Short problem: Find all lines in the listing that include the word "JSON", then copy them.

Material for the task:
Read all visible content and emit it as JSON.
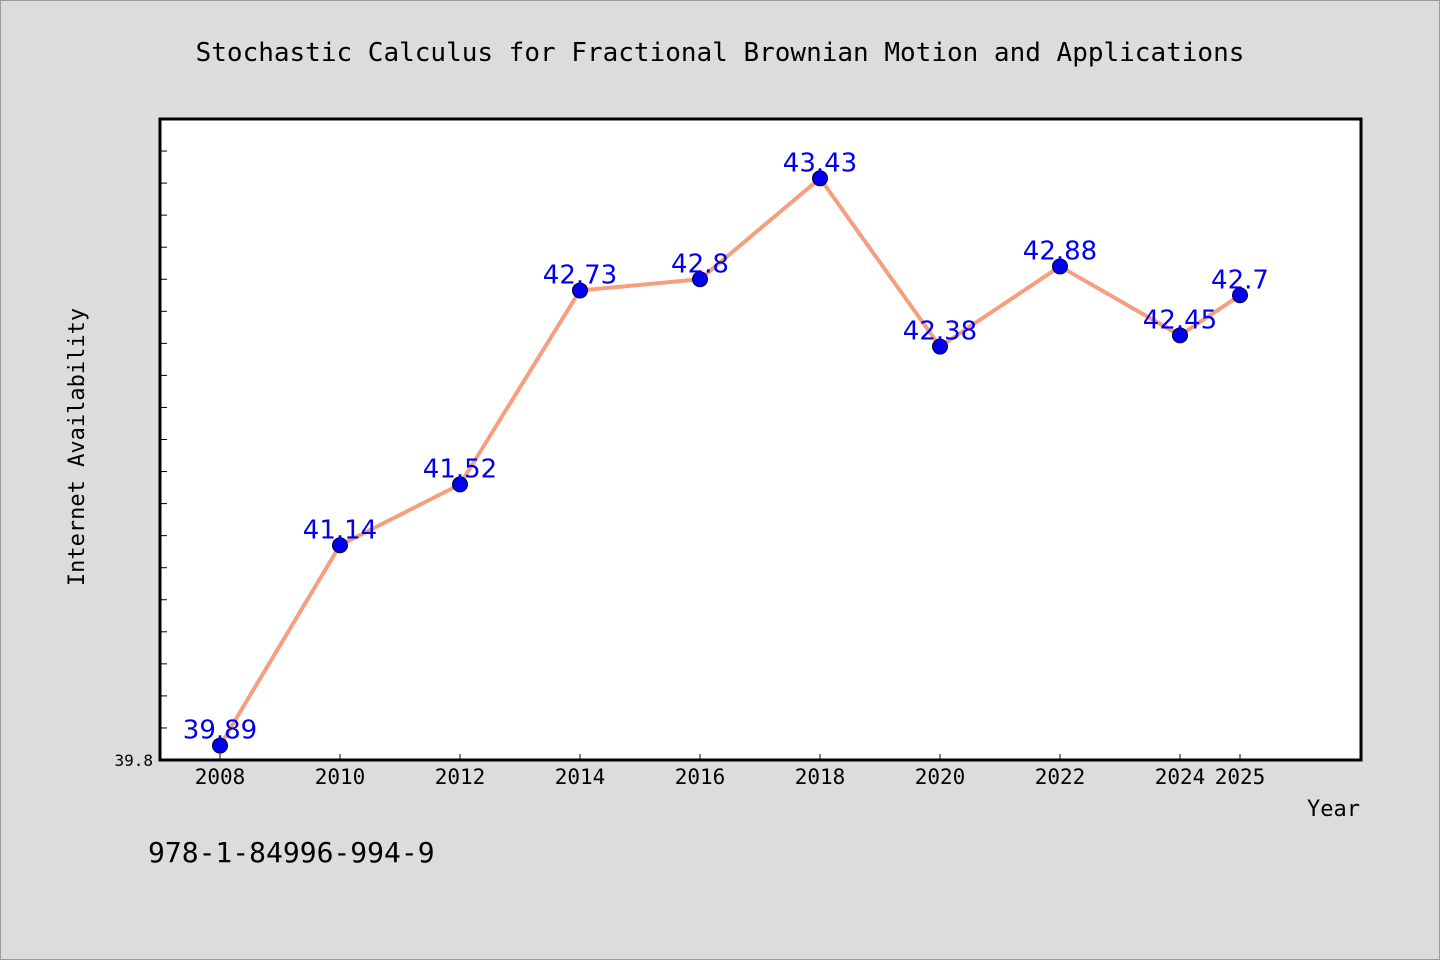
{
  "chart_data": {
    "type": "line",
    "title": "Stochastic Calculus for Fractional Brownian Motion and Applications",
    "xlabel": "Year",
    "ylabel": "Internet Availability",
    "categories": [
      "2008",
      "2010",
      "2012",
      "2014",
      "2016",
      "2018",
      "2020",
      "2022",
      "2024",
      "2025"
    ],
    "series": [
      {
        "values": [
          39.89,
          41.14,
          41.52,
          42.73,
          42.8,
          43.43,
          42.38,
          42.88,
          42.45,
          42.7
        ],
        "labels": [
          "39.89",
          "41.14",
          "41.52",
          "42.73",
          "42.8",
          "43.43",
          "42.38",
          "42.88",
          "42.45",
          "42.7"
        ]
      }
    ],
    "ylim": [
      39.8,
      43.8
    ],
    "y_tick_labels": [
      "39.8"
    ],
    "grid": false,
    "colors": {
      "line": "#f4a07f",
      "marker": "#0000ee",
      "label": "#0000ee"
    }
  },
  "footnote": "978-1-84996-994-9"
}
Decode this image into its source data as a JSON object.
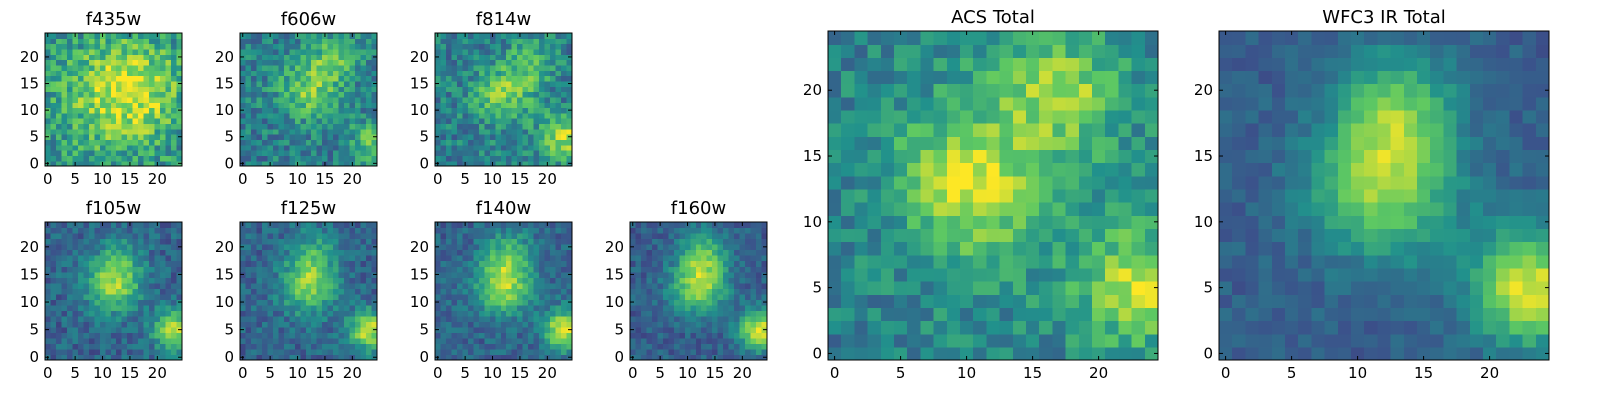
{
  "figure": {
    "colormap": "viridis",
    "colormap_stops": [
      "#440154",
      "#3b528b",
      "#21918c",
      "#5ec962",
      "#fde725"
    ],
    "grid": false
  },
  "chart_data": [
    {
      "type": "heatmap",
      "title": "f435w",
      "xlabel": "",
      "ylabel": "",
      "xlim": [
        -0.5,
        24.5
      ],
      "ylim": [
        -0.5,
        24.5
      ],
      "xticks": [
        "0",
        "5",
        "10",
        "15",
        "20"
      ],
      "yticks": [
        "0",
        "5",
        "10",
        "15",
        "20"
      ],
      "grid_size": 25,
      "noise": 0.2,
      "components": [
        {
          "x": 15,
          "y": 14,
          "sigma": 6,
          "amp": 0.35
        },
        {
          "x": 12,
          "y": 12,
          "sigma": 10,
          "amp": 0.2
        }
      ],
      "background": 0.45
    },
    {
      "type": "heatmap",
      "title": "f606w",
      "xlabel": "",
      "ylabel": "",
      "xlim": [
        -0.5,
        24.5
      ],
      "ylim": [
        -0.5,
        24.5
      ],
      "xticks": [
        "0",
        "5",
        "10",
        "15",
        "20"
      ],
      "yticks": [
        "0",
        "5",
        "10",
        "15",
        "20"
      ],
      "grid_size": 25,
      "noise": 0.17,
      "components": [
        {
          "x": 12,
          "y": 14,
          "sigma": 4,
          "amp": 0.35
        },
        {
          "x": 17,
          "y": 20,
          "sigma": 3,
          "amp": 0.3
        },
        {
          "x": 24,
          "y": 4,
          "sigma": 3,
          "amp": 0.3
        }
      ],
      "background": 0.42
    },
    {
      "type": "heatmap",
      "title": "f814w",
      "xlabel": "",
      "ylabel": "",
      "xlim": [
        -0.5,
        24.5
      ],
      "ylim": [
        -0.5,
        24.5
      ],
      "xticks": [
        "0",
        "5",
        "10",
        "15",
        "20"
      ],
      "yticks": [
        "0",
        "5",
        "10",
        "15",
        "20"
      ],
      "grid_size": 25,
      "noise": 0.17,
      "components": [
        {
          "x": 12,
          "y": 13,
          "sigma": 4,
          "amp": 0.35
        },
        {
          "x": 17,
          "y": 19,
          "sigma": 3,
          "amp": 0.25
        },
        {
          "x": 23,
          "y": 5,
          "sigma": 3,
          "amp": 0.45
        }
      ],
      "background": 0.42
    },
    {
      "type": "heatmap",
      "title": "f105w",
      "xlabel": "",
      "ylabel": "",
      "xlim": [
        -0.5,
        24.5
      ],
      "ylim": [
        -0.5,
        24.5
      ],
      "xticks": [
        "0",
        "5",
        "10",
        "15",
        "20"
      ],
      "yticks": [
        "0",
        "5",
        "10",
        "15",
        "20"
      ],
      "grid_size": 25,
      "noise": 0.12,
      "components": [
        {
          "x": 12,
          "y": 13,
          "sigma": 3.5,
          "amp": 0.5
        },
        {
          "x": 23,
          "y": 5,
          "sigma": 2.5,
          "amp": 0.6
        },
        {
          "x": 13,
          "y": 18,
          "sigma": 3,
          "amp": 0.2
        }
      ],
      "background": 0.32
    },
    {
      "type": "heatmap",
      "title": "f125w",
      "xlabel": "",
      "ylabel": "",
      "xlim": [
        -0.5,
        24.5
      ],
      "ylim": [
        -0.5,
        24.5
      ],
      "xticks": [
        "0",
        "5",
        "10",
        "15",
        "20"
      ],
      "yticks": [
        "0",
        "5",
        "10",
        "15",
        "20"
      ],
      "grid_size": 25,
      "noise": 0.12,
      "components": [
        {
          "x": 12,
          "y": 13,
          "sigma": 3.5,
          "amp": 0.5
        },
        {
          "x": 23,
          "y": 5,
          "sigma": 2.5,
          "amp": 0.6
        },
        {
          "x": 13,
          "y": 19,
          "sigma": 3,
          "amp": 0.25
        }
      ],
      "background": 0.32
    },
    {
      "type": "heatmap",
      "title": "f140w",
      "xlabel": "",
      "ylabel": "",
      "xlim": [
        -0.5,
        24.5
      ],
      "ylim": [
        -0.5,
        24.5
      ],
      "xticks": [
        "0",
        "5",
        "10",
        "15",
        "20"
      ],
      "yticks": [
        "0",
        "5",
        "10",
        "15",
        "20"
      ],
      "grid_size": 25,
      "noise": 0.11,
      "components": [
        {
          "x": 12,
          "y": 13,
          "sigma": 3.5,
          "amp": 0.55
        },
        {
          "x": 23,
          "y": 5,
          "sigma": 2.5,
          "amp": 0.65
        },
        {
          "x": 13,
          "y": 19,
          "sigma": 3,
          "amp": 0.3
        }
      ],
      "background": 0.32
    },
    {
      "type": "heatmap",
      "title": "f160w",
      "xlabel": "",
      "ylabel": "",
      "xlim": [
        -0.5,
        24.5
      ],
      "ylim": [
        -0.5,
        24.5
      ],
      "xticks": [
        "0",
        "5",
        "10",
        "15",
        "20"
      ],
      "yticks": [
        "0",
        "5",
        "10",
        "15",
        "20"
      ],
      "grid_size": 25,
      "noise": 0.1,
      "components": [
        {
          "x": 12,
          "y": 13,
          "sigma": 3.5,
          "amp": 0.55
        },
        {
          "x": 23,
          "y": 5,
          "sigma": 2.5,
          "amp": 0.65
        },
        {
          "x": 13,
          "y": 19,
          "sigma": 3,
          "amp": 0.35
        }
      ],
      "background": 0.3
    },
    {
      "type": "heatmap",
      "title": "ACS Total",
      "xlabel": "",
      "ylabel": "",
      "xlim": [
        -0.5,
        24.5
      ],
      "ylim": [
        -0.5,
        24.5
      ],
      "xticks": [
        "0",
        "5",
        "10",
        "15",
        "20"
      ],
      "yticks": [
        "0",
        "5",
        "10",
        "15",
        "20"
      ],
      "grid_size": 25,
      "noise": 0.14,
      "components": [
        {
          "x": 10,
          "y": 13,
          "sigma": 3.5,
          "amp": 0.4
        },
        {
          "x": 17,
          "y": 20,
          "sigma": 3,
          "amp": 0.35
        },
        {
          "x": 23,
          "y": 5,
          "sigma": 3,
          "amp": 0.45
        },
        {
          "x": 14,
          "y": 14,
          "sigma": 8,
          "amp": 0.15
        }
      ],
      "background": 0.42
    },
    {
      "type": "heatmap",
      "title": "WFC3 IR Total",
      "xlabel": "",
      "ylabel": "",
      "xlim": [
        -0.5,
        24.5
      ],
      "ylim": [
        -0.5,
        24.5
      ],
      "xticks": [
        "0",
        "5",
        "10",
        "15",
        "20"
      ],
      "yticks": [
        "0",
        "5",
        "10",
        "15",
        "20"
      ],
      "grid_size": 25,
      "noise": 0.07,
      "components": [
        {
          "x": 12,
          "y": 13,
          "sigma": 3.8,
          "amp": 0.55
        },
        {
          "x": 23,
          "y": 5,
          "sigma": 3,
          "amp": 0.65
        },
        {
          "x": 13,
          "y": 19,
          "sigma": 3,
          "amp": 0.35
        }
      ],
      "background": 0.3
    }
  ]
}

Output for this task:
Read all visible content and emit it as JSON.
Decode this image into its source data as a JSON object.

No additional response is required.